### The task
Reproduce each line of the material below verbatim, in the original order, omitting the pictures.
###
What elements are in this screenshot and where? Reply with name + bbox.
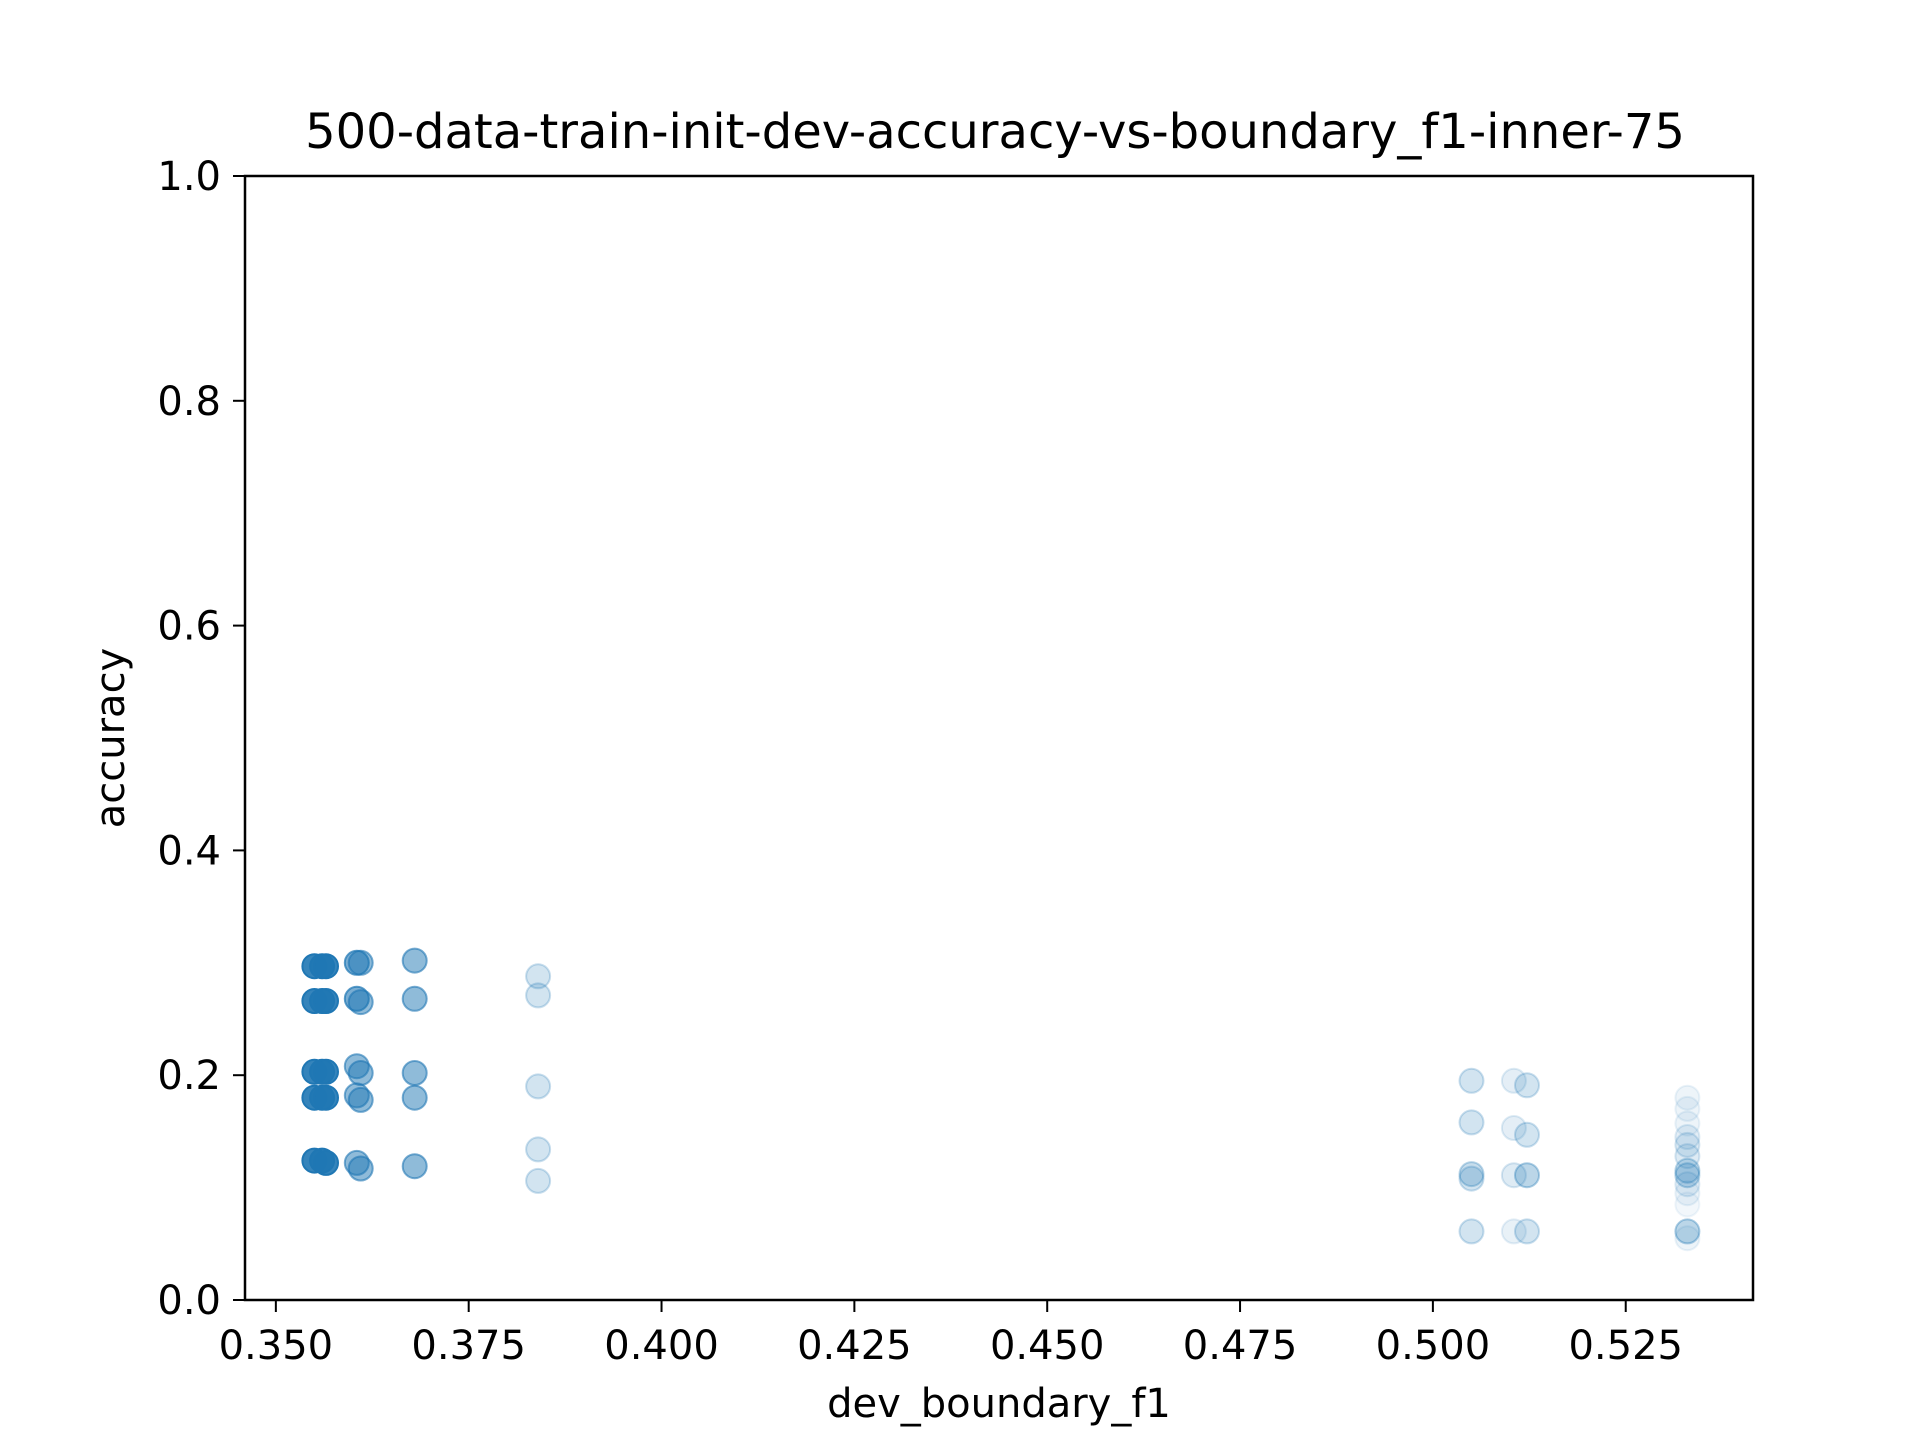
y-axis: 0.0 0.2 0.4 0.6 0.8 1.0	[157, 154, 245, 1324]
x-tick-label: 0.350	[219, 1323, 334, 1369]
y-tick-label: 0.8	[157, 379, 221, 425]
scatter-point	[525, 1136, 552, 1163]
scatter-point	[347, 989, 374, 1016]
x-tick-label: 0.525	[1568, 1323, 1683, 1369]
plot-frame	[243, 174, 1755, 1302]
scatter-point	[1514, 1072, 1540, 1099]
scatter-point	[1458, 1165, 1485, 1192]
scatter-point	[1674, 1191, 1701, 1218]
scatter-point	[1458, 1109, 1485, 1136]
y-tick-label: 0.6	[157, 604, 221, 650]
scatter-point	[313, 1084, 339, 1111]
scatter-point	[347, 949, 374, 976]
scatter-point	[525, 1167, 552, 1194]
scatter-point	[401, 1060, 428, 1086]
y-tick-label: 0.2	[157, 1053, 221, 1099]
scatter-point	[1674, 1084, 1701, 1111]
scatter-point	[401, 1153, 428, 1180]
scatter-point	[1458, 1218, 1485, 1245]
scatter-point	[1674, 1143, 1701, 1170]
y-tick-label: 1.0	[157, 154, 221, 200]
scatter-point	[1500, 1162, 1527, 1189]
chart-title: 500-data-train-init-dev-accuracy-vs-boun…	[305, 104, 1685, 160]
x-tick-label: 0.400	[604, 1323, 719, 1369]
x-axis: 0.350 0.375 0.400 0.425 0.450 0.475 0.500 0.525	[219, 1300, 1683, 1369]
scatter-point	[313, 1149, 339, 1176]
scatter-point	[1674, 1180, 1701, 1207]
scatter-point	[313, 988, 339, 1014]
scatter-point	[347, 1060, 374, 1086]
scatter-point	[347, 1086, 374, 1113]
scatter-point	[1674, 1124, 1701, 1150]
scatter-point	[401, 947, 428, 974]
scatter-point	[1674, 1218, 1701, 1245]
scatter-point	[1674, 1162, 1701, 1189]
scatter-point	[401, 1084, 428, 1111]
scatter-point	[1514, 1162, 1540, 1189]
scatter-point	[313, 953, 339, 980]
scatter-point	[525, 963, 552, 990]
x-tick-label: 0.450	[990, 1323, 1105, 1369]
scatter-point	[1458, 1161, 1485, 1188]
scatter-point	[1674, 1225, 1701, 1252]
scatter-point	[1674, 1131, 1701, 1158]
scatter-point	[525, 982, 552, 1009]
scatter-point	[1674, 1110, 1701, 1137]
y-tick-label: 0.4	[157, 828, 221, 874]
x-tick-label: 0.500	[1376, 1323, 1491, 1369]
x-tick-label: 0.475	[1183, 1323, 1298, 1369]
scatter-point	[1500, 1067, 1527, 1094]
x-tick-label: 0.375	[411, 1323, 526, 1369]
scatter-point	[1500, 1115, 1527, 1141]
scatter-point	[347, 1155, 374, 1182]
scatter-point	[1500, 1218, 1527, 1245]
scatter-point	[401, 985, 428, 1012]
points-layer	[301, 947, 1701, 1252]
x-axis-label: dev_boundary_f1	[827, 1381, 1171, 1427]
scatter-point	[313, 1058, 339, 1085]
y-axis-label: accuracy	[88, 648, 134, 828]
scatter-point	[1514, 1121, 1540, 1148]
x-tick-label: 0.425	[797, 1323, 912, 1369]
scatter-point	[1458, 1067, 1485, 1094]
scatter-point	[525, 1073, 552, 1100]
scatter-point	[1514, 1218, 1540, 1245]
scatter-point	[1674, 1157, 1701, 1184]
scatter-point	[1674, 1171, 1701, 1198]
scatter-point	[1674, 1095, 1701, 1122]
y-tick-label: 0.0	[157, 1278, 221, 1324]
###
### Solution for this task
What elements are in this screenshot and where? Reply with name + bbox.
y-axis: 0.0 0.2 0.4 0.6 0.8 1.0	[157, 154, 245, 1324]
x-tick-label: 0.350	[219, 1323, 334, 1369]
y-tick-label: 0.8	[157, 379, 221, 425]
scatter-point	[525, 1136, 552, 1163]
scatter-point	[347, 989, 374, 1016]
x-tick-label: 0.525	[1568, 1323, 1683, 1369]
plot-frame	[243, 174, 1755, 1302]
scatter-point	[1514, 1072, 1540, 1099]
scatter-point	[1458, 1165, 1485, 1192]
scatter-point	[1674, 1191, 1701, 1218]
scatter-point	[1458, 1109, 1485, 1136]
y-tick-label: 0.6	[157, 604, 221, 650]
scatter-point	[313, 1084, 339, 1111]
scatter-point	[347, 949, 374, 976]
scatter-point	[525, 1167, 552, 1194]
scatter-point	[401, 1060, 428, 1086]
y-tick-label: 0.2	[157, 1053, 221, 1099]
scatter-point	[1674, 1084, 1701, 1111]
scatter-point	[401, 1153, 428, 1180]
scatter-point	[1458, 1218, 1485, 1245]
scatter-point	[1674, 1143, 1701, 1170]
y-tick-label: 1.0	[157, 154, 221, 200]
scatter-point	[1500, 1162, 1527, 1189]
chart-title: 500-data-train-init-dev-accuracy-vs-boun…	[305, 104, 1685, 160]
x-tick-label: 0.400	[604, 1323, 719, 1369]
x-axis: 0.350 0.375 0.400 0.425 0.450 0.475 0.500 0.525	[219, 1300, 1683, 1369]
scatter-point	[313, 1149, 339, 1176]
scatter-point	[1674, 1180, 1701, 1207]
scatter-point	[313, 988, 339, 1014]
scatter-point	[347, 1060, 374, 1086]
scatter-point	[347, 1086, 374, 1113]
scatter-point	[1674, 1124, 1701, 1150]
scatter-point	[401, 947, 428, 974]
scatter-point	[1674, 1218, 1701, 1245]
scatter-point	[1674, 1162, 1701, 1189]
scatter-point	[401, 1084, 428, 1111]
scatter-point	[1514, 1162, 1540, 1189]
scatter-point	[313, 953, 339, 980]
scatter-point	[525, 963, 552, 990]
x-tick-label: 0.450	[990, 1323, 1105, 1369]
scatter-point	[1458, 1161, 1485, 1188]
scatter-point	[1674, 1225, 1701, 1252]
scatter-point	[1674, 1131, 1701, 1158]
scatter-point	[525, 982, 552, 1009]
scatter-point	[1674, 1110, 1701, 1137]
y-tick-label: 0.4	[157, 828, 221, 874]
x-tick-label: 0.500	[1376, 1323, 1491, 1369]
x-tick-label: 0.475	[1183, 1323, 1298, 1369]
scatter-point	[1500, 1067, 1527, 1094]
x-tick-label: 0.375	[411, 1323, 526, 1369]
scatter-point	[1500, 1115, 1527, 1141]
scatter-point	[347, 1155, 374, 1182]
scatter-point	[1500, 1218, 1527, 1245]
scatter-point	[401, 985, 428, 1012]
points-layer	[301, 947, 1701, 1252]
x-axis-label: dev_boundary_f1	[827, 1381, 1171, 1427]
scatter-point	[313, 1058, 339, 1085]
y-axis-label: accuracy	[88, 648, 134, 828]
scatter-point	[1514, 1121, 1540, 1148]
x-tick-label: 0.425	[797, 1323, 912, 1369]
scatter-point	[1458, 1067, 1485, 1094]
scatter-point	[525, 1073, 552, 1100]
scatter-point	[1514, 1218, 1540, 1245]
scatter-point	[1674, 1157, 1701, 1184]
scatter-point	[1674, 1171, 1701, 1198]
scatter-point	[1674, 1095, 1701, 1122]
y-tick-label: 0.0	[157, 1278, 221, 1324]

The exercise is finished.